_Exercise requirements_:
• A. According to the portal hypertension text, what hepatic venous pressure gradient defines portal hypertension?
• B. Write the next part of the portal hypertension text, picking up after its last line.

_Document text_:
***

Inferior vena cava obstruction
Right-sided heart failure, e.g. from constrictive pericarditis
Budd–Chiari syndrome also known as hepatic vein thrombosis

Pathophysiology

Stellate cell

The pathophysiology of portal hypertension is indicated by increased vascular resistance via different causes; additionally, hepatic stellate cells and myofibroblasts are activated. Increased endogenous vasodilators in turn promote more blood flow in the portal veins.

Nitric oxide is an endogenous vasodilator and it regulates intrahepatic vascular tone (it is produced from L-arginine). Nitric oxide inhibition has been shown in some studies to increase portal hypertension and hepatic response to norepinephrine.

Diagnosis

Portal hypertension due to cirrhosis resulting in revascularization of the umbilical vein

Ultrasonography (US) is the first-line imaging technique for the diagnosis and follow-up of portal hypertension because it is non-invasive, low-cost and can be performed on-site.

A dilated portal vein (diameter of greater than 13 or 15 mm) is a sign of portal hypertension, with a sensitivity estimated at 12.5% or 40%. On Doppler ultrasonography, a slow velocity of <16 cm/s in addition to dilatation in the main portal vein are diagnostic of portal hypertension. Other signs of portal hypertension on ultrasound include a portal flow mean velocity of less than 12 cm/s, porto–systemic collateral veins (patent paraumbilical vein, spleno–renal collaterals and dilated left and short gastric veins), splenomegaly and signs of cirrhosis (including nodularity of the liver surface).

The hepatic venous pressure gradient (HVPG) measurement has been accepted as the gold standard for assessing the severity of portal hypertension. Portal hypertension is defined as HVPG greater than or equal to 5 mm Hg and is considered to be clinically significant when HVPG exceeds 10 to 12 mm Hg.

Treatment

The treatment of portal hypertension is divided into:

Portosystemic shunts

Fluoroscopic image of transjugular intrahepatic portosystemic shunt (TIPS)

***

_Records supplied_:
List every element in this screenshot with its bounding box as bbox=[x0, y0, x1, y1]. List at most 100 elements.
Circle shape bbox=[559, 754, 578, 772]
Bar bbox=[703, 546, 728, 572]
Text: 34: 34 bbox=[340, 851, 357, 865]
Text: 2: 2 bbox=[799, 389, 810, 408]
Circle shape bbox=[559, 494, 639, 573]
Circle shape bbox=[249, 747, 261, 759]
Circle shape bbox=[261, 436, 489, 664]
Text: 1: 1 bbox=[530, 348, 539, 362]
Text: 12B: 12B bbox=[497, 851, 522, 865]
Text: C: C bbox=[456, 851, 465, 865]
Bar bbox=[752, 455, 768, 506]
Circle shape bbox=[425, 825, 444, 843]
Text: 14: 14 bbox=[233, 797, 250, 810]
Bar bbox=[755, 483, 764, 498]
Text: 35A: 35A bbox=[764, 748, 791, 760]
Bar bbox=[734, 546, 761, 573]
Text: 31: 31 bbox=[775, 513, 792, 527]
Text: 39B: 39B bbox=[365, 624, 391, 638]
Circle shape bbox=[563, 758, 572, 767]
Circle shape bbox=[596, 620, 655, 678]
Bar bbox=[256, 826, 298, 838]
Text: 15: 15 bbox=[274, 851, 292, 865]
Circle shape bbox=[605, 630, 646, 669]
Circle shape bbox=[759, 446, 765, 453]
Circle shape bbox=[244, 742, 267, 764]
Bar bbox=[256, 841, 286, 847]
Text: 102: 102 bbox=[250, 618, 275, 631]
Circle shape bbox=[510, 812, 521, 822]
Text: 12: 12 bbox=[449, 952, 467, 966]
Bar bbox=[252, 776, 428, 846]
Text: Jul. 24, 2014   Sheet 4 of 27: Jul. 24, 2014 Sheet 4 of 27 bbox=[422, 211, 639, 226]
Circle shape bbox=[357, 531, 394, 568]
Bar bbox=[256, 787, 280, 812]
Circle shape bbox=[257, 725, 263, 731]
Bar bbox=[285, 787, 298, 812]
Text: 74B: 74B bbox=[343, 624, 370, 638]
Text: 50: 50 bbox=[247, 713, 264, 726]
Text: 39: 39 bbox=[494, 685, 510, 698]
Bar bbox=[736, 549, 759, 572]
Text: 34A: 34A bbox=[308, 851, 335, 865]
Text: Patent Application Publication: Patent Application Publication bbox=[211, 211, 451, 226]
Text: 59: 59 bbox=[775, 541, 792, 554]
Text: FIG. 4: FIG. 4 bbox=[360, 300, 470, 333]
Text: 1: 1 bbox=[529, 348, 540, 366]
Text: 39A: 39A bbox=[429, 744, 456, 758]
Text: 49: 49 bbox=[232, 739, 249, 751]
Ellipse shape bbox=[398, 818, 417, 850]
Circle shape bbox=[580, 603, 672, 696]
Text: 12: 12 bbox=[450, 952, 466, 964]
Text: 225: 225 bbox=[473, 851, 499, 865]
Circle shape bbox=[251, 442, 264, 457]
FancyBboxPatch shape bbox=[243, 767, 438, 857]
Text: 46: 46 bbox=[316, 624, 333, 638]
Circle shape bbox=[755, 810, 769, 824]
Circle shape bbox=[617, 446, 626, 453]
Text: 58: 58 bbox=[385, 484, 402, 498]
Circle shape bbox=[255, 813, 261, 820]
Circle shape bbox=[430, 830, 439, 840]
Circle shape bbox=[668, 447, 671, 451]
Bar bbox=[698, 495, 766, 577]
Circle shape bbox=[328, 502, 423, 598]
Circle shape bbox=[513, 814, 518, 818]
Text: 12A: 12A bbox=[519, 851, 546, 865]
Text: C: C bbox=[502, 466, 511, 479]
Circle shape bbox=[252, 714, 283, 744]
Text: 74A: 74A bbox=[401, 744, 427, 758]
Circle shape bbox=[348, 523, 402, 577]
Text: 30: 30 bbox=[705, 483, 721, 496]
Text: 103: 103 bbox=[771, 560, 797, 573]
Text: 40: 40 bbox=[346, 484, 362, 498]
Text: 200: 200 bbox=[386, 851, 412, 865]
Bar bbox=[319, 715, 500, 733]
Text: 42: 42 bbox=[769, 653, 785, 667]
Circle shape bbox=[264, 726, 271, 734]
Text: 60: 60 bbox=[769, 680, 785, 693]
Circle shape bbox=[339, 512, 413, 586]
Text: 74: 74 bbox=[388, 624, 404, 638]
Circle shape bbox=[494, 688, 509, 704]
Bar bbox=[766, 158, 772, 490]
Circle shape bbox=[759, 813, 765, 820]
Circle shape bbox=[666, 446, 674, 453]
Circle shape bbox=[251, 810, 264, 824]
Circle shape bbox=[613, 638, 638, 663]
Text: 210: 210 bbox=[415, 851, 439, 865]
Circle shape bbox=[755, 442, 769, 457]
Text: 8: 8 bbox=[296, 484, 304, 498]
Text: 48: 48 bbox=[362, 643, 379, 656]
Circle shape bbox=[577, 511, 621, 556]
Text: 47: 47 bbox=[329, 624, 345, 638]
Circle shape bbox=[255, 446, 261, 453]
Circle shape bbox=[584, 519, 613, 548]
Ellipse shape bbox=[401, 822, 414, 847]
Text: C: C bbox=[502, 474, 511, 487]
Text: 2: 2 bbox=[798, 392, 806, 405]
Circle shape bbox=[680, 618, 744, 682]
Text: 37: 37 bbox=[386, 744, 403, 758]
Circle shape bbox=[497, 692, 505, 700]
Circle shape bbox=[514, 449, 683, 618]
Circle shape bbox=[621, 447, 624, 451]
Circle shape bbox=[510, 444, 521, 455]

***

_Task results_:
• A. An HVPG greater than or equal to 5 mm Hg.

• B.
Selective shunts select non-intestinal flow to be shunted to the systemic venous drainage while leaving the intestinal venous drainage to continue to pass through the liver. The most well known of this type is the splenorenal. This connects the splenic vein to the left renal vein thus reducing portal system pressure while minimizing any encephalopathy. In an H-shunt, which could be mesocaval (from the superior mesenteric vein to the inferior vena cava) or could be, portocaval (from the portal vein to the inferior vena cava) a graft, either synthetic or the preferred vein harvested from elsewhere on the patient's body, is connected between the superior mesenteric vein and the inferior vena cava. The size of this shunt will determine how selective it is.

With the advent of transjugular intrahepatic portosystemic shunting (TIPS), portosystemic shunts are less performed. TIPS has the advantage of being easier to perform and doesn't disrupt the liver's vascularity.

Prevention of bleeding

Both pharmacological (non-specific β-blockers, nitrate isosorbide mononitrate, vasopressin such as terlipressin) and endoscopic (banding ligation) treatment have similar results. TIPS (transjugular intrahepatic portosystemic shunting) is effective at reducing the rate of rebleeding.

The management of active variceal bleeding includes administering vasoactive drugs (somatostatin, octreotide), endoscopic banding ligation, balloon tamponade and TIPS.

Ascites

The management of ascites needs to be gradual to avoid sudden changes in systemic volume status which can precipitate hepatic encephalopathy, kidney failure and death. The management includes salt restriction, diuretics (spironolactone), paracentesis, and transjugular intrahepatic portosystemic shunt.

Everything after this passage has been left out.